_Text excerpt_.
= = = =

BALPA has been in discussions with British Airways for several months regarding a pay dispute. BALPA represents around 90% of pilots flying for British Airways. BALPA threatened to strike on Sept. 9, 10 and 27, and British Airways proactively canceled most of its flights for the first two days two weeks ago via a botched notification program.
Even if the strike were called off at the last minute, as they often are, British Airways proceeded with the cancellations given it had already notified passengers and it would be a huge logistical exercise to reinstate hundreds of flights.
Which flights are affected?
British Airways has announced via a special strike page on its website that nearly all of its flights on Sept. 9 and 10 are canceled. BA CityFlyer (flights operated from London City airport), SUN-AIR and South African affiliate Comair are unaffected. Flights operated by partner airlines will operate as normal even if you booked your ticket through British Airways as a codeshare.
American Airlines, which operates a joint venture on transatlantic flights with BA said it is offering a waiver to customers booked on BA-operated flights that will allow them to change their reservation without incurring a fee.
If your flight is canceled you should have already been notified more than 14 days ago, but you can double check in the Manage My Booking section of the British Airways website.
If you are flying from a foreign port on Wednesday, Sept. 11 where BA has very limited frequencies (like Sydney, Bangkok or Rio, for example), your flight may be affected if the outbound flight is canceled because of the strikes. Check your online to see if your flight is affected.
BA is advising passengers to not go to the airport if their flight has been canceled.
What are my rights?
The airline insists that when it decided to cancel these flights, it had contacted as many passengers as possible to refund or rebook them on to other flights.
If you have not been advised of your flight cancellation and it is now showing as canceled, do not go to the airport — check your email. You should then log on to Manage My Booking for the fastest way to select alternate flights, which may be with BA or another airline, or a refund. You can call BA but expect long hold times as thousands of other passengers also try to speak with someone. You can also consider reaching out to the airline on Twitter, which is often a faster way to get in touch with customer service agents than over the phone.

= = = =

_Task set_.
[1] From the text on the British Airways pilot strike, return the passage between "What are my" and "over the phone.", inclusive.
[2] In the text on the British Airways pilot strike, roughly what share of British Airways pilots does BALPA represent?

[Stored data entries]
= = = =

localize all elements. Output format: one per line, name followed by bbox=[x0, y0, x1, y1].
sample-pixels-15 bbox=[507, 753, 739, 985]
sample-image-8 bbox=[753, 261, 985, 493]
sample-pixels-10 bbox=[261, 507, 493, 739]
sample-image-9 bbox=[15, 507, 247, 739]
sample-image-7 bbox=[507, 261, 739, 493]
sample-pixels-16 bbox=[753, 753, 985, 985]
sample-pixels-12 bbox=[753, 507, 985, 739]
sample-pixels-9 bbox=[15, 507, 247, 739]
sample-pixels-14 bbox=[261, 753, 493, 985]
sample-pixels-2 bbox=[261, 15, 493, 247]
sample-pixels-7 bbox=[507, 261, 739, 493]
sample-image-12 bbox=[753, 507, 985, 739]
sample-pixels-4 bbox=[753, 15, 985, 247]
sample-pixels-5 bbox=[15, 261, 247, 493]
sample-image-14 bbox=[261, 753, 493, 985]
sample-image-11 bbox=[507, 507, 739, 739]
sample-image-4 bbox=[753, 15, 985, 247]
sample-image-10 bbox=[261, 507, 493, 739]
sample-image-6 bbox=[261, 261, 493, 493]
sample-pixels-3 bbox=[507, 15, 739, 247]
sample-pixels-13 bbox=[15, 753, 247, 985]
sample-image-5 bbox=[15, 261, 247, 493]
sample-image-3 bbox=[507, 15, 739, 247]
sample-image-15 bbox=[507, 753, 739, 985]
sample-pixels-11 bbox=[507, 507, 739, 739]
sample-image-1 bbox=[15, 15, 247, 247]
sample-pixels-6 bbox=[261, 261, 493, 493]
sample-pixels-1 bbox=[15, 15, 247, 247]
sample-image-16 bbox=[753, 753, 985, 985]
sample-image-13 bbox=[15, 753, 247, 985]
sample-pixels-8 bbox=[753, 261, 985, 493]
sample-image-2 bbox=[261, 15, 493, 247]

= = = =

_Numbered answers_.
[1]
What are my rights?
The airline insists that when it decided to cancel these flights, it had contacted as many passengers as possible to refund or rebook them on to other flights.
If you have not been advised of your flight cancellation and it is now showing as canceled, do not go to the airport — check your email. You should then log on to Manage My Booking for the fastest way to select alternate flights, which may be with BA or another airline, or a refund. You can call BA but expect long hold times as thousands of other passengers also try to speak with someone. You can also consider reaching out to the airline on Twitter, which is often a faster way to get in touch with customer service agents than over the phone.

[2] Around 90%